Work required — Every line of the data that contains the string "title" must be copied.

[start Input data]

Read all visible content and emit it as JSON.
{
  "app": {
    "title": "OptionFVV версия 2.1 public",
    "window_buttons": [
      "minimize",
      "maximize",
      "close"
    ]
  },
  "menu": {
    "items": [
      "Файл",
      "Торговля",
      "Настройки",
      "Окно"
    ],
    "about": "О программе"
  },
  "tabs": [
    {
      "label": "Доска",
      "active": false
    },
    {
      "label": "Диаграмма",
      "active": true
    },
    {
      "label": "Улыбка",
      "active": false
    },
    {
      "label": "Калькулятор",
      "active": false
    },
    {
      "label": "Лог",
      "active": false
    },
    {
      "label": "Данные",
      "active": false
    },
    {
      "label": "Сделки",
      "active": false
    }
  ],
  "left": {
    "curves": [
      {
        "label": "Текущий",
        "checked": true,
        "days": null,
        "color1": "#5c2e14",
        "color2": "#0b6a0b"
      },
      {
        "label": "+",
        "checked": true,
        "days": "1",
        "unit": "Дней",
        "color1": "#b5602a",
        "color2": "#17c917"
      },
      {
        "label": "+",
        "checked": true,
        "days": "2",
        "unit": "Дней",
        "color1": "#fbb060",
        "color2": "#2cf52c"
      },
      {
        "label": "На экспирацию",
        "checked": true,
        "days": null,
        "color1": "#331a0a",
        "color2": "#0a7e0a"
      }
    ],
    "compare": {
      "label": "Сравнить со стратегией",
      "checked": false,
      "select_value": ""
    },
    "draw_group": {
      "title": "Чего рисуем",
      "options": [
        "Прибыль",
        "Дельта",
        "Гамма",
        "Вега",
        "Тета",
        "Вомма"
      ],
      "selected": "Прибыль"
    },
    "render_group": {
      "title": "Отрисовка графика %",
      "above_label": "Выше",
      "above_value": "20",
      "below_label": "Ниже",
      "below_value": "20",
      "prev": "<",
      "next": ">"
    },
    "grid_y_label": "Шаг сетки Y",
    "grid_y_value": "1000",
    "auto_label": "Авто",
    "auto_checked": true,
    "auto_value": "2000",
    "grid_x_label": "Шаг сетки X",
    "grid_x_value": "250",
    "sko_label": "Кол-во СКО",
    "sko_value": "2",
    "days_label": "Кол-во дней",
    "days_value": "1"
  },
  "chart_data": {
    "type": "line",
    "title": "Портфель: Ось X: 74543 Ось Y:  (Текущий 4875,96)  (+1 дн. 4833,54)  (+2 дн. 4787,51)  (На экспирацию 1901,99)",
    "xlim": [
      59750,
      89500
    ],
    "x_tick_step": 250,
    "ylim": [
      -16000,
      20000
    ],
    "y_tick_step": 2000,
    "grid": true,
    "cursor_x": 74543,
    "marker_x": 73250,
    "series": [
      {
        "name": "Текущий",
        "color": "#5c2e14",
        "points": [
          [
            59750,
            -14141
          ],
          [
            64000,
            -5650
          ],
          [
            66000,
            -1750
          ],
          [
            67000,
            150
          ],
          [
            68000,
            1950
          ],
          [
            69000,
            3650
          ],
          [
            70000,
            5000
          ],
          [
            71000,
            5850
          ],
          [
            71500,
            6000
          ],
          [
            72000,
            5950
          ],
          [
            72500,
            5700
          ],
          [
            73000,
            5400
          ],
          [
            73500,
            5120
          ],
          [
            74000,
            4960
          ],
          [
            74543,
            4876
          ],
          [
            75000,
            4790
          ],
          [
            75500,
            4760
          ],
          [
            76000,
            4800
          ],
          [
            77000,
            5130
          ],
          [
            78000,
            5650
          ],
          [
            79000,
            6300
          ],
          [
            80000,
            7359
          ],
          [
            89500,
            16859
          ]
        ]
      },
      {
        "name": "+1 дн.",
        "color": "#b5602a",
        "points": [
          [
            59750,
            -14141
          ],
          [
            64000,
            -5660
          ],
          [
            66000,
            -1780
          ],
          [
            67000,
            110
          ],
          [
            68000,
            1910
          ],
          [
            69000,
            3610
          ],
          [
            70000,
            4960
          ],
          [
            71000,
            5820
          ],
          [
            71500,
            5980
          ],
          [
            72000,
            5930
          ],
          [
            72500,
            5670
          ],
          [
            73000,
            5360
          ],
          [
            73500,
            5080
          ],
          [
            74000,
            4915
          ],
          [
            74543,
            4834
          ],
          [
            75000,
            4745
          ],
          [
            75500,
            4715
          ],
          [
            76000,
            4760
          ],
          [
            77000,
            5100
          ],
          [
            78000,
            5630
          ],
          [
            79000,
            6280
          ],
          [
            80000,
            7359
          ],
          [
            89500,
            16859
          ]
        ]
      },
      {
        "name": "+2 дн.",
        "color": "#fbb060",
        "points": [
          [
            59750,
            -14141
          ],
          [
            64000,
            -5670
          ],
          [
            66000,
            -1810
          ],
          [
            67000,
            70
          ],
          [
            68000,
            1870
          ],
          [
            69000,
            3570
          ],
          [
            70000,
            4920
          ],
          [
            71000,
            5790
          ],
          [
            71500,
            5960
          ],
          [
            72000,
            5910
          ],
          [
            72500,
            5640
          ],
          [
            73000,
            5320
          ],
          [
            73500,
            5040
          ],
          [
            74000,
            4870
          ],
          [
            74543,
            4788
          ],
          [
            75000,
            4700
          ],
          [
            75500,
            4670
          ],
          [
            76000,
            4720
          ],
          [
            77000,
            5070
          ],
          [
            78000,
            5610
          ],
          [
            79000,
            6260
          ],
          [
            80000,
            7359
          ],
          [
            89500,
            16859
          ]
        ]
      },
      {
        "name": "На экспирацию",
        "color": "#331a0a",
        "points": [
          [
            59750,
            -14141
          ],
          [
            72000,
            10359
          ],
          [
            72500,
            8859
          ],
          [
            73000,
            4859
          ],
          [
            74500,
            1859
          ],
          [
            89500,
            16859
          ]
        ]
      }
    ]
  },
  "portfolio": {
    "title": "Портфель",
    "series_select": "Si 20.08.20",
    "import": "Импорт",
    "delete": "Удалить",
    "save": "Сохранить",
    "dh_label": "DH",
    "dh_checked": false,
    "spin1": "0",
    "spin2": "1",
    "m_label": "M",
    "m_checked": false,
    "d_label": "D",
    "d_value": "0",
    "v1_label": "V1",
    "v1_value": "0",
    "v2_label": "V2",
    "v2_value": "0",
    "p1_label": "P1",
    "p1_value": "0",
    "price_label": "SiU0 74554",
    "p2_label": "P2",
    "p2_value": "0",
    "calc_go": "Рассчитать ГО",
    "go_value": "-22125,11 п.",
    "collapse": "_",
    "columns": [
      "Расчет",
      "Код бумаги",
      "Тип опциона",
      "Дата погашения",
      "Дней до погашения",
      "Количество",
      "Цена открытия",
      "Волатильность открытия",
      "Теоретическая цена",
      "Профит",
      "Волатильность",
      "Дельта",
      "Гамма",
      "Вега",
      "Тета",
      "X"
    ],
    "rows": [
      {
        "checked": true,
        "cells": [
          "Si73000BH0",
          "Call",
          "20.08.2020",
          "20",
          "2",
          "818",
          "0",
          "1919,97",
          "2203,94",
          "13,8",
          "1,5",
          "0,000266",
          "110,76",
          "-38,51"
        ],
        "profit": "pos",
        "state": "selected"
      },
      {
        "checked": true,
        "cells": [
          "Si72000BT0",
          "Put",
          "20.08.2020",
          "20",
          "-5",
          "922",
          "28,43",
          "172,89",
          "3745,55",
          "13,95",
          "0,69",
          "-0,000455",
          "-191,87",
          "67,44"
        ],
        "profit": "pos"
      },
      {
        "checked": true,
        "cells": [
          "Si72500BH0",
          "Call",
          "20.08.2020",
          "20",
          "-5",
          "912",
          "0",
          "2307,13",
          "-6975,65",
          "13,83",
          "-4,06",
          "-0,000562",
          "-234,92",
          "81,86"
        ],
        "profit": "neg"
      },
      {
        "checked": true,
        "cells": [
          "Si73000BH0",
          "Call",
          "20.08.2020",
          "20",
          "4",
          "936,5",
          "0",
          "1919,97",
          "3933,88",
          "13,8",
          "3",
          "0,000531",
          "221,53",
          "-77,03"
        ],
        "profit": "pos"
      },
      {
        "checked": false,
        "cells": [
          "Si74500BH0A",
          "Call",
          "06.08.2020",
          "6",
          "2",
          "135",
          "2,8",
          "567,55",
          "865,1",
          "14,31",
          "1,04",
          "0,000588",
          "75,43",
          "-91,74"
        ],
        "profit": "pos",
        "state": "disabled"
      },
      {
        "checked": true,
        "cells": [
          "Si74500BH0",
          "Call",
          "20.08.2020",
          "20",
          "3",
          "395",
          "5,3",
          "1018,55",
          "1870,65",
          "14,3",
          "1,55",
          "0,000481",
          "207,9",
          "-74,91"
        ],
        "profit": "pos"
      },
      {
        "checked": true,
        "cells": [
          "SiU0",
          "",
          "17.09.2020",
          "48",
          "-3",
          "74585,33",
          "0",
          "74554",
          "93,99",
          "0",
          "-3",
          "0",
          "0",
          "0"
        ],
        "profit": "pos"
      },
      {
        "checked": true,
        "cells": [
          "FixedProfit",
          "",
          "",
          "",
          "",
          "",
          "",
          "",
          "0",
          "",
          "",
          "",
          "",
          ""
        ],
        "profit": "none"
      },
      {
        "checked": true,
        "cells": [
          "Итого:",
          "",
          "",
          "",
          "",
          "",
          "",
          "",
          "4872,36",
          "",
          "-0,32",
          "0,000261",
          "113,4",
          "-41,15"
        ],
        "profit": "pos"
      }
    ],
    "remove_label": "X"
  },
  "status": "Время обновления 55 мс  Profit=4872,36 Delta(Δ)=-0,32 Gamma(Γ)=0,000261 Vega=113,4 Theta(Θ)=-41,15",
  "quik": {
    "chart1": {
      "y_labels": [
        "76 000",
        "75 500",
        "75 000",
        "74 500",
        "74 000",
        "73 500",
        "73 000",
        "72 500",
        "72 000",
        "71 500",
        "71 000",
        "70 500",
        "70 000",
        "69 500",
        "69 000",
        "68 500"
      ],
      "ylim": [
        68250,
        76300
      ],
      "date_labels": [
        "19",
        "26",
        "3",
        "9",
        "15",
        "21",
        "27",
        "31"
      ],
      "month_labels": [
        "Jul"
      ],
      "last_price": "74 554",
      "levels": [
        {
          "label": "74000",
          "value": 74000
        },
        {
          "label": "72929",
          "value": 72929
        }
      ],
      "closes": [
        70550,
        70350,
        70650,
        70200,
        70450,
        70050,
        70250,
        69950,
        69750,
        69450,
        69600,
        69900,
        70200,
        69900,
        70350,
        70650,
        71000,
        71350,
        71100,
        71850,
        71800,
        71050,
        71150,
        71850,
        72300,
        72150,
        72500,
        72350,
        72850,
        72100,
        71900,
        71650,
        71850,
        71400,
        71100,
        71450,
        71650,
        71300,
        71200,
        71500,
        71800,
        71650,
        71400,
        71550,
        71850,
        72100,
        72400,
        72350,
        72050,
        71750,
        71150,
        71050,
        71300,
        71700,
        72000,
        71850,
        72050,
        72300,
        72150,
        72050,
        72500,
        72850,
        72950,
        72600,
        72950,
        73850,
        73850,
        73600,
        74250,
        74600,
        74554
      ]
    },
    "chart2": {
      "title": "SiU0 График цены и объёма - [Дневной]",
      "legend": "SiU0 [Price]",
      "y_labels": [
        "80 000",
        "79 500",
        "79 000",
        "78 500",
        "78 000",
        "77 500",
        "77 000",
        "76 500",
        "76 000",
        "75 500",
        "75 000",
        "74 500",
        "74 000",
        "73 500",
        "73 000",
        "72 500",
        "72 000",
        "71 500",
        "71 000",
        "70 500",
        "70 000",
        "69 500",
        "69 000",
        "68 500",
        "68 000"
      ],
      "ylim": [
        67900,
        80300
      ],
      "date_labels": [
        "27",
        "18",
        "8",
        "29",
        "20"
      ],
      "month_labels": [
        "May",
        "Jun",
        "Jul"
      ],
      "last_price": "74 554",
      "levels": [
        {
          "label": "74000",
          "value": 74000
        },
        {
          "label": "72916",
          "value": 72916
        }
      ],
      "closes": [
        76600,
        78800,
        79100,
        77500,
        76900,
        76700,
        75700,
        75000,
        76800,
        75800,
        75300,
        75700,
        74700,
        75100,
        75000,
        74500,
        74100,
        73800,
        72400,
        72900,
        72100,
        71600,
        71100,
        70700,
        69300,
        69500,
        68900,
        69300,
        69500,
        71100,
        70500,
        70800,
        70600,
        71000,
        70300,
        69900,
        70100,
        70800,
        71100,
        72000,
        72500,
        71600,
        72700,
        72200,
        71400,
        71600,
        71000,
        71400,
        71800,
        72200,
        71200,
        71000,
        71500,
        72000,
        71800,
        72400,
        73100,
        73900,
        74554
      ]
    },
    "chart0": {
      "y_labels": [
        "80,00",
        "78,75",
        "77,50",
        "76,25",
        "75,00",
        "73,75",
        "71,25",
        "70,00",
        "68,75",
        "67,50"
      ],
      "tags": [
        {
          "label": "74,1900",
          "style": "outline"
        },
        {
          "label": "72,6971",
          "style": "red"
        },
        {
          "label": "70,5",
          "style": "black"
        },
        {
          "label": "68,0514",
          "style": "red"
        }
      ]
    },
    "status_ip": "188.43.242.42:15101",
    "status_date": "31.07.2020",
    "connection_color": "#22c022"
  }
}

[end Input data]

Response below —
    "title": "OptionFVV версия 2.1 public",
      "title": "Чего рисуем",
      "title": "Отрисовка графика %",
    "title": "Портфель: Ось X: 74543 Ось Y:  (Текущий 4875,96)  (+1 дн. 4833,54)  (+2 дн. 4787,51)  (На экспирацию 1901,99)",
    "title": "Портфель",
      "title": "SiU0 График цены и объёма - [Дневной]",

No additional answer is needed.